### STATED GOAL
Below are records to transcribe exactly, without their pictures.

** begin DATA EXCERPTS **

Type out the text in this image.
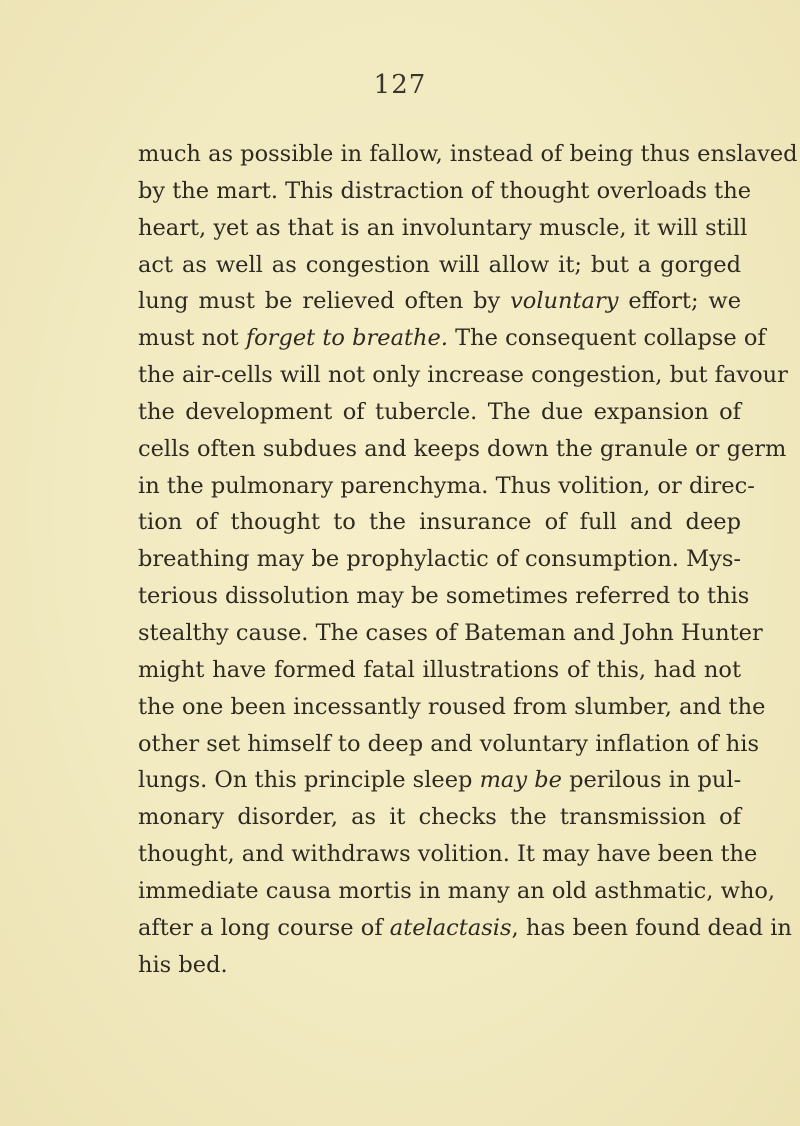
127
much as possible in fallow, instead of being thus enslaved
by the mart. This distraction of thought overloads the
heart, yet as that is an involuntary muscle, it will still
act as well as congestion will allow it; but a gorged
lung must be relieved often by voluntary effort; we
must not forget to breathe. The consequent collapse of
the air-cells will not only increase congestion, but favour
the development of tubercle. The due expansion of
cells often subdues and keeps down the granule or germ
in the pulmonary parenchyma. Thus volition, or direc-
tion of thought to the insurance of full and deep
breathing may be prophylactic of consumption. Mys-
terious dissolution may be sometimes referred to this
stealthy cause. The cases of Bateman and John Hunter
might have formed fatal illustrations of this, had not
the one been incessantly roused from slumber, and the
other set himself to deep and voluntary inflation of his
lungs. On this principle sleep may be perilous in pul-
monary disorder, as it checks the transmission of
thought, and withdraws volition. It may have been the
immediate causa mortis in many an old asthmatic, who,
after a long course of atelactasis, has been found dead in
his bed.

** end DATA EXCERPTS **

### SOLUTION TO THIS PROBLEM
Type out the text in this image.
127
much as possible in fallow, instead of being thus enslaved
by the mart. This distraction of thought overloads the
heart, yet as that is an involuntary muscle, it will still
act as well as congestion will allow it; but a gorged
lung must be relieved often by voluntary effort; we
must not forget to breathe. The consequent collapse of
the air-cells will not only increase congestion, but favour
the development of tubercle. The due expansion of
cells often subdues and keeps down the granule or germ
in the pulmonary parenchyma. Thus volition, or direc-
tion of thought to the insurance of full and deep
breathing may be prophylactic of consumption. Mys-
terious dissolution may be sometimes referred to this
stealthy cause. The cases of Bateman and John Hunter
might have formed fatal illustrations of this, had not
the one been incessantly roused from slumber, and the
other set himself to deep and voluntary inflation of his
lungs. On this principle sleep may be perilous in pul-
monary disorder, as it checks the transmission of
thought, and withdraws volition. It may have been the
immediate causa mortis in many an old asthmatic, who,
after a long course of atelactasis, has been found dead in
his bed.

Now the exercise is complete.